** begin Provided records **
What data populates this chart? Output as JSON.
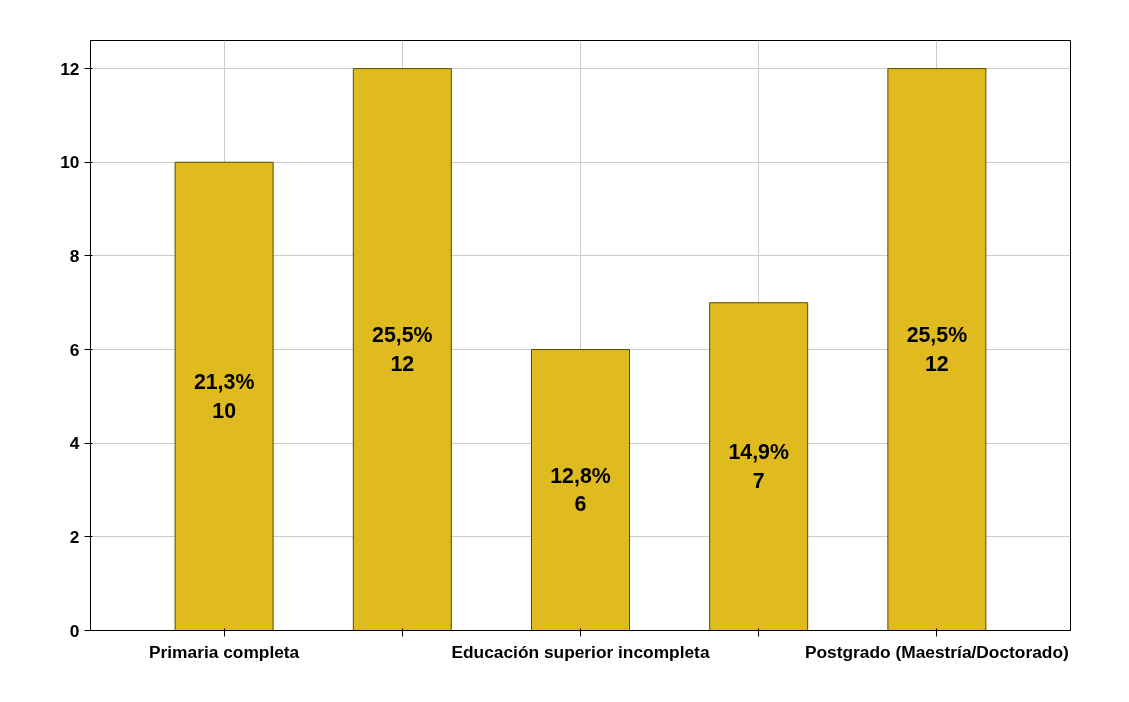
{
  "chart_data": {
    "type": "bar",
    "categories": [
      "Primaria completa",
      null,
      "Educación superior incompleta",
      null,
      "Postgrado (Maestría/Doctorado)"
    ],
    "values": [
      10,
      12,
      6,
      7,
      12
    ],
    "value_labels": [
      "21,3%\n10",
      "25,5%\n12",
      "12,8%\n6",
      "14,9%\n7",
      "25,5%\n12"
    ],
    "color": "#e0bb1f",
    "ylim": [
      0,
      12.6
    ],
    "yticks": [
      0,
      2,
      4,
      6,
      8,
      10,
      12
    ],
    "grid": true
  }
}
** end Provided records **
▶ **Work to be completed**
Restate the data above exactly, stripping out each image.

▶ **Correct answer**
What data populates this chart? Output as JSON.
{
  "chart_data": {
    "type": "bar",
    "categories": [
      "Primaria completa",
      null,
      "Educación superior incompleta",
      null,
      "Postgrado (Maestría/Doctorado)"
    ],
    "values": [
      10,
      12,
      6,
      7,
      12
    ],
    "value_labels": [
      "21,3%\n10",
      "25,5%\n12",
      "12,8%\n6",
      "14,9%\n7",
      "25,5%\n12"
    ],
    "color": "#e0bb1f",
    "ylim": [
      0,
      12.6
    ],
    "yticks": [
      0,
      2,
      4,
      6,
      8,
      10,
      12
    ],
    "grid": true
  }
}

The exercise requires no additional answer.